##### Recorded information

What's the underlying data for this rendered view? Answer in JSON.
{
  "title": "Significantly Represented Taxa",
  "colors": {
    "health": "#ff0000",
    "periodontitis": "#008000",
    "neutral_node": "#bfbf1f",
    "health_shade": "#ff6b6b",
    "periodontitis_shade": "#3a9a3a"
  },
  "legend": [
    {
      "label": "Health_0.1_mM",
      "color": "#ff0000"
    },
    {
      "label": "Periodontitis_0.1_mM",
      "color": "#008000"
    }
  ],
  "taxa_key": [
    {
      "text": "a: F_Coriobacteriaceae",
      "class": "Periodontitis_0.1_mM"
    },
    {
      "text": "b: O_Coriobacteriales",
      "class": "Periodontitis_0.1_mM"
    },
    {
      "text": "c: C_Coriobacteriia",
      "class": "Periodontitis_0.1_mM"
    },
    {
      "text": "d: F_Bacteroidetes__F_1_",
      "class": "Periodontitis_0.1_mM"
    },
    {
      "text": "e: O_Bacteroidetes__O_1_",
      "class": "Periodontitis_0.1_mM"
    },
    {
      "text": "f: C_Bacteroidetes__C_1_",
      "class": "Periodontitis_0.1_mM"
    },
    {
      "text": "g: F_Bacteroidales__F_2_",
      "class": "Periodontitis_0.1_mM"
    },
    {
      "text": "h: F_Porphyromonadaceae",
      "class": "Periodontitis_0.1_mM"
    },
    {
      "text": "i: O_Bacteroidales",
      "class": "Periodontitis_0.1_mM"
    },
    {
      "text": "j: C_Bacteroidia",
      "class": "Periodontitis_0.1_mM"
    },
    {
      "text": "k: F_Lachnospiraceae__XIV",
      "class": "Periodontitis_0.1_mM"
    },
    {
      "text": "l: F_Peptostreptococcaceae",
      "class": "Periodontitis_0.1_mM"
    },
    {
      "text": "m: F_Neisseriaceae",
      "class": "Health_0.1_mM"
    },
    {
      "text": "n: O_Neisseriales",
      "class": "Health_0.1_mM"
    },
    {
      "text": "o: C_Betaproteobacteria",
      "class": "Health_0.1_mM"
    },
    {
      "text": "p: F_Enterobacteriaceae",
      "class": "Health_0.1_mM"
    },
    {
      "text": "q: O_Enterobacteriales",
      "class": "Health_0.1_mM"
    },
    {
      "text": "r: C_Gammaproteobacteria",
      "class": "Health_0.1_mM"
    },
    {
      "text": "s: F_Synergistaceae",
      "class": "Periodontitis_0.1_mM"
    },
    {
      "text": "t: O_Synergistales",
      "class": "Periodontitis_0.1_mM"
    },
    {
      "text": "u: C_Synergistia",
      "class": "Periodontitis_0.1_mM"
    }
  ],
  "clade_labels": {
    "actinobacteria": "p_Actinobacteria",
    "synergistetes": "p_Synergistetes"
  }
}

##########

Try it — From the first line to the last, output the records word for word.

Exercise result —
What's the underlying data for this rendered view? Answer in JSON.
{
  "title": "Significantly Represented Taxa",
  "colors": {
    "health": "#ff0000",
    "periodontitis": "#008000",
    "neutral_node": "#bfbf1f",
    "health_shade": "#ff6b6b",
    "periodontitis_shade": "#3a9a3a"
  },
  "legend": [
    {
      "label": "Health_0.1_mM",
      "color": "#ff0000"
    },
    {
      "label": "Periodontitis_0.1_mM",
      "color": "#008000"
    }
  ],
  "taxa_key": [
    {
      "text": "a: F_Coriobacteriaceae",
      "class": "Periodontitis_0.1_mM"
    },
    {
      "text": "b: O_Coriobacteriales",
      "class": "Periodontitis_0.1_mM"
    },
    {
      "text": "c: C_Coriobacteriia",
      "class": "Periodontitis_0.1_mM"
    },
    {
      "text": "d: F_Bacteroidetes__F_1_",
      "class": "Periodontitis_0.1_mM"
    },
    {
      "text": "e: O_Bacteroidetes__O_1_",
      "class": "Periodontitis_0.1_mM"
    },
    {
      "text": "f: C_Bacteroidetes__C_1_",
      "class": "Periodontitis_0.1_mM"
    },
    {
      "text": "g: F_Bacteroidales__F_2_",
      "class": "Periodontitis_0.1_mM"
    },
    {
      "text": "h: F_Porphyromonadaceae",
      "class": "Periodontitis_0.1_mM"
    },
    {
      "text": "i: O_Bacteroidales",
      "class": "Periodontitis_0.1_mM"
    },
    {
      "text": "j: C_Bacteroidia",
      "class": "Periodontitis_0.1_mM"
    },
    {
      "text": "k: F_Lachnospiraceae__XIV",
      "class": "Periodontitis_0.1_mM"
    },
    {
      "text": "l: F_Peptostreptococcaceae",
      "class": "Periodontitis_0.1_mM"
    },
    {
      "text": "m: F_Neisseriaceae",
      "class": "Health_0.1_mM"
    },
    {
      "text": "n: O_Neisseriales",
      "class": "Health_0.1_mM"
    },
    {
      "text": "o: C_Betaproteobacteria",
      "class": "Health_0.1_mM"
    },
    {
      "text": "p: F_Enterobacteriaceae",
      "class": "Health_0.1_mM"
    },
    {
      "text": "q: O_Enterobacteriales",
      "class": "Health_0.1_mM"
    },
    {
      "text": "r: C_Gammaproteobacteria",
      "class": "Health_0.1_mM"
    },
    {
      "text": "s: F_Synergistaceae",
      "class": "Periodontitis_0.1_mM"
    },
    {
      "text": "t: O_Synergistales",
      "class": "Periodontitis_0.1_mM"
    },
    {
      "text": "u: C_Synergistia",
      "class": "Periodontitis_0.1_mM"
    }
  ],
  "clade_labels": {
    "actinobacteria": "p_Actinobacteria",
    "synergistetes": "p_Synergistetes"
  }
}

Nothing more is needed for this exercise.